### GIVEN TASK
Extract all lines that hold the string "pierced".

--- start ---

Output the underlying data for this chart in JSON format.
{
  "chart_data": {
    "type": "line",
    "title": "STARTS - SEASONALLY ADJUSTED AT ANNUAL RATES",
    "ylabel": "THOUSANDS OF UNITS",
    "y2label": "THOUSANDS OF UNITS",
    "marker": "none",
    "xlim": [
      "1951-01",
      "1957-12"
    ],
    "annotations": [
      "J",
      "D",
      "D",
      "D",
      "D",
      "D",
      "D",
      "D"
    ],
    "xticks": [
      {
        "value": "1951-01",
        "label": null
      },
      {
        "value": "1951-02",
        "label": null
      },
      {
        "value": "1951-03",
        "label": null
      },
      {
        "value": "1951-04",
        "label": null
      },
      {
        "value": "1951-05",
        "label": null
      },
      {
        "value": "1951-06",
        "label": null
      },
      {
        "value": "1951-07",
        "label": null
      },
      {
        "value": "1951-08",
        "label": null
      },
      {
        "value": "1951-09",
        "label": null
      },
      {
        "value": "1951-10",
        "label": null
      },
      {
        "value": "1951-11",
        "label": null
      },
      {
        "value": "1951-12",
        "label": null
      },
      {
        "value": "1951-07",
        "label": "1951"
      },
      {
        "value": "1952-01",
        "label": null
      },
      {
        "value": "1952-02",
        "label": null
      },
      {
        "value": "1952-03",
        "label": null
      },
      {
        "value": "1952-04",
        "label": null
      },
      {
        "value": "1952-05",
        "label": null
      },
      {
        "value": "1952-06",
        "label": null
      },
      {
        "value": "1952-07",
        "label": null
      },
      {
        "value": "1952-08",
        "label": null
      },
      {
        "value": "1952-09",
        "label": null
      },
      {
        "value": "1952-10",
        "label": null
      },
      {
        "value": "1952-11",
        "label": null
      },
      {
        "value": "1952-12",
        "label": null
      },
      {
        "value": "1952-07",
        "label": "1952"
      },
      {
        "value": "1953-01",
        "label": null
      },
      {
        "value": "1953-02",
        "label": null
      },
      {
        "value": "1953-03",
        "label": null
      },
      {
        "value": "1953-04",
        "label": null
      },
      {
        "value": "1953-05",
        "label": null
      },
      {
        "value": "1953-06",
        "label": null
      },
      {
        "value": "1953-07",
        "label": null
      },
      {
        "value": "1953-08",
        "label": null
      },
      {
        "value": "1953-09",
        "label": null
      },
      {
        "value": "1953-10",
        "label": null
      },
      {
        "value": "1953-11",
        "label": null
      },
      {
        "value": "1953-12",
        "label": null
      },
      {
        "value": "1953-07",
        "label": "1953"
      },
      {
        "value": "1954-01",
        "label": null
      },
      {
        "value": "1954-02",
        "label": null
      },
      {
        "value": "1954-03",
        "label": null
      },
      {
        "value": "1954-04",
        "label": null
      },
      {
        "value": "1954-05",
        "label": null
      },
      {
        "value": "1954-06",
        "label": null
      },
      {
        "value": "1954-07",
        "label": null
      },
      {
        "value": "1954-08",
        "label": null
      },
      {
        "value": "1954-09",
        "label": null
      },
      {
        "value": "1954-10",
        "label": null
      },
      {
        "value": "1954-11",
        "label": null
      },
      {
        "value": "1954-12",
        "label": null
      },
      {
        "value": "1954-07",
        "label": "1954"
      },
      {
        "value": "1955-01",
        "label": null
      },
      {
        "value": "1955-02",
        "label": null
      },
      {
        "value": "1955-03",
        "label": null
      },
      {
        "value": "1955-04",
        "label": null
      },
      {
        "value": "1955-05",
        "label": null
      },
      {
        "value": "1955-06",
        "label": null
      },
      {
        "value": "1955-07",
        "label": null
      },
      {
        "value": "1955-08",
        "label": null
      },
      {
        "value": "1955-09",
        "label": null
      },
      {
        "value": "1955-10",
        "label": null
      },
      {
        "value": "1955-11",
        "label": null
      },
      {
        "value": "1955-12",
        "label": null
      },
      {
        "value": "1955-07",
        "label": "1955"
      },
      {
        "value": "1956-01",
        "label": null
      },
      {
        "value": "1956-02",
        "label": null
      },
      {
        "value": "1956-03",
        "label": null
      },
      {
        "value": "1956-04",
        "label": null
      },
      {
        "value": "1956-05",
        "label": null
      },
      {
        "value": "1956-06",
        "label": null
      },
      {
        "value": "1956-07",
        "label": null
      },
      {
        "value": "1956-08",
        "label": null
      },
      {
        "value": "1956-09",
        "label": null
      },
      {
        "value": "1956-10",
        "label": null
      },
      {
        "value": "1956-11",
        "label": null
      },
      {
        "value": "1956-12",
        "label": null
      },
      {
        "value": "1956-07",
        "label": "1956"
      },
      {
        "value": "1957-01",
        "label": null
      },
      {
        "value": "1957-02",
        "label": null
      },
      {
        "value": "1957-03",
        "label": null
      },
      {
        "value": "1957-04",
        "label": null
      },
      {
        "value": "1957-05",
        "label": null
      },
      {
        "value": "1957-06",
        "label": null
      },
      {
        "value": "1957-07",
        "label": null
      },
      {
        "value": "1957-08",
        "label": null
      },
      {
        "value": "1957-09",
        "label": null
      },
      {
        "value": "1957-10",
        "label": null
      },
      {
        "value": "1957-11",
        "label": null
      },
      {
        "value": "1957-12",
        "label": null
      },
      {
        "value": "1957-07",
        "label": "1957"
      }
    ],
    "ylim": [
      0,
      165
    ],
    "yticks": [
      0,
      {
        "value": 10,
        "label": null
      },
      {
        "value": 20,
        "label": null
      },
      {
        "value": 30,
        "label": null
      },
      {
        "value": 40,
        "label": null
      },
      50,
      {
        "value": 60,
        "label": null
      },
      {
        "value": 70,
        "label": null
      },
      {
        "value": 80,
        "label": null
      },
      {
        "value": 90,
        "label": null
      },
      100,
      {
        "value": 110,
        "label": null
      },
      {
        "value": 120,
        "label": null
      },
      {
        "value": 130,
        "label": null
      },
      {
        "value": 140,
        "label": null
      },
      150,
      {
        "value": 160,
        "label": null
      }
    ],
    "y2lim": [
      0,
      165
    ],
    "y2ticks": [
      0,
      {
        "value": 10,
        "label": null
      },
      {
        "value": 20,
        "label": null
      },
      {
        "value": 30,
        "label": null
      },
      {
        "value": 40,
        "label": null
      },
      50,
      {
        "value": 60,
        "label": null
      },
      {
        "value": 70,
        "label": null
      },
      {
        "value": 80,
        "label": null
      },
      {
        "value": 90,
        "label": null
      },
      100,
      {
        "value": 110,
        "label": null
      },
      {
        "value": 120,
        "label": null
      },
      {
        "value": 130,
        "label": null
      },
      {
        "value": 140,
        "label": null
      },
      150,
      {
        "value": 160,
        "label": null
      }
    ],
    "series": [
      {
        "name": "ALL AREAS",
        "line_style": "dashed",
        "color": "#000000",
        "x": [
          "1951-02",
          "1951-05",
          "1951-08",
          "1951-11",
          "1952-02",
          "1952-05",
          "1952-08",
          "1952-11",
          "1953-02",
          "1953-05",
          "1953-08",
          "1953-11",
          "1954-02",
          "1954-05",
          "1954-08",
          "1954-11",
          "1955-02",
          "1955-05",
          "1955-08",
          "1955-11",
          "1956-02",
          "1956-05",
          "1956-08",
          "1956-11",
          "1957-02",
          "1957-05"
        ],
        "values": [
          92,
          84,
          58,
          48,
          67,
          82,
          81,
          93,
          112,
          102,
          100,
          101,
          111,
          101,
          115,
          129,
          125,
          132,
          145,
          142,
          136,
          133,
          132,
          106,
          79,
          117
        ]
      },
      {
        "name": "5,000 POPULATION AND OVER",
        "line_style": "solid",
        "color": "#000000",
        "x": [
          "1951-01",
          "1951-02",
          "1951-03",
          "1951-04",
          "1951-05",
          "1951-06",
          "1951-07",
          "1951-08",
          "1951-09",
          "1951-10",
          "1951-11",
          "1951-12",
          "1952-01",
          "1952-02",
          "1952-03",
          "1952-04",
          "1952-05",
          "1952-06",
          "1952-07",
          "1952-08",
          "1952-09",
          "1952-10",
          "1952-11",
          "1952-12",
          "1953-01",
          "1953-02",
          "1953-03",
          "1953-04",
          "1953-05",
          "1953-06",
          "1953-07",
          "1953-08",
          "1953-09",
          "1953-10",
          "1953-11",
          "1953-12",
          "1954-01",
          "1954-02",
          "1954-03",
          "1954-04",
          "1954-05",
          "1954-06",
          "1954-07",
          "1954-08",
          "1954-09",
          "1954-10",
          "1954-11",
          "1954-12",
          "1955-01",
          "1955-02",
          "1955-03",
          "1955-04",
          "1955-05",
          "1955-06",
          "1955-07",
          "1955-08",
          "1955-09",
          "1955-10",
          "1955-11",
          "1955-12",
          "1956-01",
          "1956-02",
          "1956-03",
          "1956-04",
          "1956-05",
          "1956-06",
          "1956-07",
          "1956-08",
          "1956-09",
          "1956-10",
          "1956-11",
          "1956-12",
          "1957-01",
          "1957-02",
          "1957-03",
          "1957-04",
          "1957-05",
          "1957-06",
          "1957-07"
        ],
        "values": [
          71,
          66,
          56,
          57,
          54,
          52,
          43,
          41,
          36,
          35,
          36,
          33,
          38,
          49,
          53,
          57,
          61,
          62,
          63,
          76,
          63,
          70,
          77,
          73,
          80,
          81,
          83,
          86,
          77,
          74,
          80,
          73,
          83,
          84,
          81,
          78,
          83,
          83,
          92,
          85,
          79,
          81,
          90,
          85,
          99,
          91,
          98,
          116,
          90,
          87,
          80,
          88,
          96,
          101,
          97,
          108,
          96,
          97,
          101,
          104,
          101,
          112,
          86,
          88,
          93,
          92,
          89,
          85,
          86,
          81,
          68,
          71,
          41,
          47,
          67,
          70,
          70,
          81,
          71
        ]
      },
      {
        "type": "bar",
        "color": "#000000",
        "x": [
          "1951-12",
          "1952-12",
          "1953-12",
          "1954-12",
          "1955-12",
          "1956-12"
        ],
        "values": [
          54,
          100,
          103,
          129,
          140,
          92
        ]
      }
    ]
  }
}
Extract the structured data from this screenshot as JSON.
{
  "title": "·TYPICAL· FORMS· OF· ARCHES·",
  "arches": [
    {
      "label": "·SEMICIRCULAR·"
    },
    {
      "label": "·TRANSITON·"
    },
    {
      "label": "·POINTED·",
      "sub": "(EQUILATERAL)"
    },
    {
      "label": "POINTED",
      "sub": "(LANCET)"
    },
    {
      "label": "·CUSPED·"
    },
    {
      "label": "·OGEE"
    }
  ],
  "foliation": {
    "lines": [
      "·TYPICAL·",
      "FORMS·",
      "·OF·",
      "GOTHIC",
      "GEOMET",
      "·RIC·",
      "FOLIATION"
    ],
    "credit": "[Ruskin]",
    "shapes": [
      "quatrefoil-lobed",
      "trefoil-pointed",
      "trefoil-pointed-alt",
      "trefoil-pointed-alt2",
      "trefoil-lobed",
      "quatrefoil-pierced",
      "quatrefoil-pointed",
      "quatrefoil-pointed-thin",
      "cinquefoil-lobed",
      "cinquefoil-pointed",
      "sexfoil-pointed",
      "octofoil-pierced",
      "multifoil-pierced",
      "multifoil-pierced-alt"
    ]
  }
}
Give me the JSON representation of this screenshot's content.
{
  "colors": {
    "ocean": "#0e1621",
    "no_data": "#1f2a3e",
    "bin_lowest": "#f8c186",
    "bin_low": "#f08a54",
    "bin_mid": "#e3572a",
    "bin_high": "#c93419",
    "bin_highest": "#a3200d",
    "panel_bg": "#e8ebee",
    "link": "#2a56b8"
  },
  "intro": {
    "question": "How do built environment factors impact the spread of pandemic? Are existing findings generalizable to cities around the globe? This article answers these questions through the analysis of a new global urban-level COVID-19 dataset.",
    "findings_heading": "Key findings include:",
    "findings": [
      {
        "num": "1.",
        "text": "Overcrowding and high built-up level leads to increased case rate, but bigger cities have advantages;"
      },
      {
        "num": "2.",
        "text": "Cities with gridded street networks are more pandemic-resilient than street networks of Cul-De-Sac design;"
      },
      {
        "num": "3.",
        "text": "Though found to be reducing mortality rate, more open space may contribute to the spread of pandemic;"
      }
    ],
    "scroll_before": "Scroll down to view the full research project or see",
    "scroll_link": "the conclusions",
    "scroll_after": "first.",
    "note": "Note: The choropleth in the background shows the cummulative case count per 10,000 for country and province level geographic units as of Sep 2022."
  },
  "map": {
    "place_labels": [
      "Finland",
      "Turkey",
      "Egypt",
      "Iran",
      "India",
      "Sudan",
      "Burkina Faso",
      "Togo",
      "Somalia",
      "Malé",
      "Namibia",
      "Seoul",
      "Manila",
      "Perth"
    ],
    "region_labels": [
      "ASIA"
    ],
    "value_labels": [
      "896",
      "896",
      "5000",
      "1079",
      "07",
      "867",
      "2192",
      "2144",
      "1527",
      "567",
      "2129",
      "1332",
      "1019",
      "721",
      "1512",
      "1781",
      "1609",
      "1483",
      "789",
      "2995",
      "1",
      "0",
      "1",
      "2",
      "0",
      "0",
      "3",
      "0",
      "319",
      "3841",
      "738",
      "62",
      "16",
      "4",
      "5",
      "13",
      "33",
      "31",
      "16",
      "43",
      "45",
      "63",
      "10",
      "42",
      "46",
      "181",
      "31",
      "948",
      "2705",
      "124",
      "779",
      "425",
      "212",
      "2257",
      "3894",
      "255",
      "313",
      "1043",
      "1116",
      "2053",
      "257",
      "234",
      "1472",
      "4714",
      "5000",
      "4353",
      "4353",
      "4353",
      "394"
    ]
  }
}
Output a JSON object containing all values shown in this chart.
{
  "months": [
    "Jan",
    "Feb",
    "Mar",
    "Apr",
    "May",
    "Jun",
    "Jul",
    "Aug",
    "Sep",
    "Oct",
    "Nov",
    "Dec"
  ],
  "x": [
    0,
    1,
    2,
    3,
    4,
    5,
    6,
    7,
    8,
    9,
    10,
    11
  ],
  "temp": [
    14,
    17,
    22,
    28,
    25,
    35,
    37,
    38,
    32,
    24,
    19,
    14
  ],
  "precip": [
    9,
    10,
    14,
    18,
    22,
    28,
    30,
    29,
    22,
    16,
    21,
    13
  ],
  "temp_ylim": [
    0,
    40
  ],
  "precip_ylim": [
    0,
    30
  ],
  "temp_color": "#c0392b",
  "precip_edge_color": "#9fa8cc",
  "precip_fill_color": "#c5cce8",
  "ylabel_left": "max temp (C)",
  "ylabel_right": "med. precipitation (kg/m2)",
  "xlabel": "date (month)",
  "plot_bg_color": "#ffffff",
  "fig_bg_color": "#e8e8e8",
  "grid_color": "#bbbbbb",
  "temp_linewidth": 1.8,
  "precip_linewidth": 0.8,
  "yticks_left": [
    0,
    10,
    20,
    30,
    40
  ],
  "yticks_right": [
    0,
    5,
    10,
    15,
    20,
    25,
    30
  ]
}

--- end ---

### RIGHT ANSWER
      "quatrefoil-pierced",
      "octofoil-pierced",
      "multifoil-pierced",
      "multifoil-pierced-alt"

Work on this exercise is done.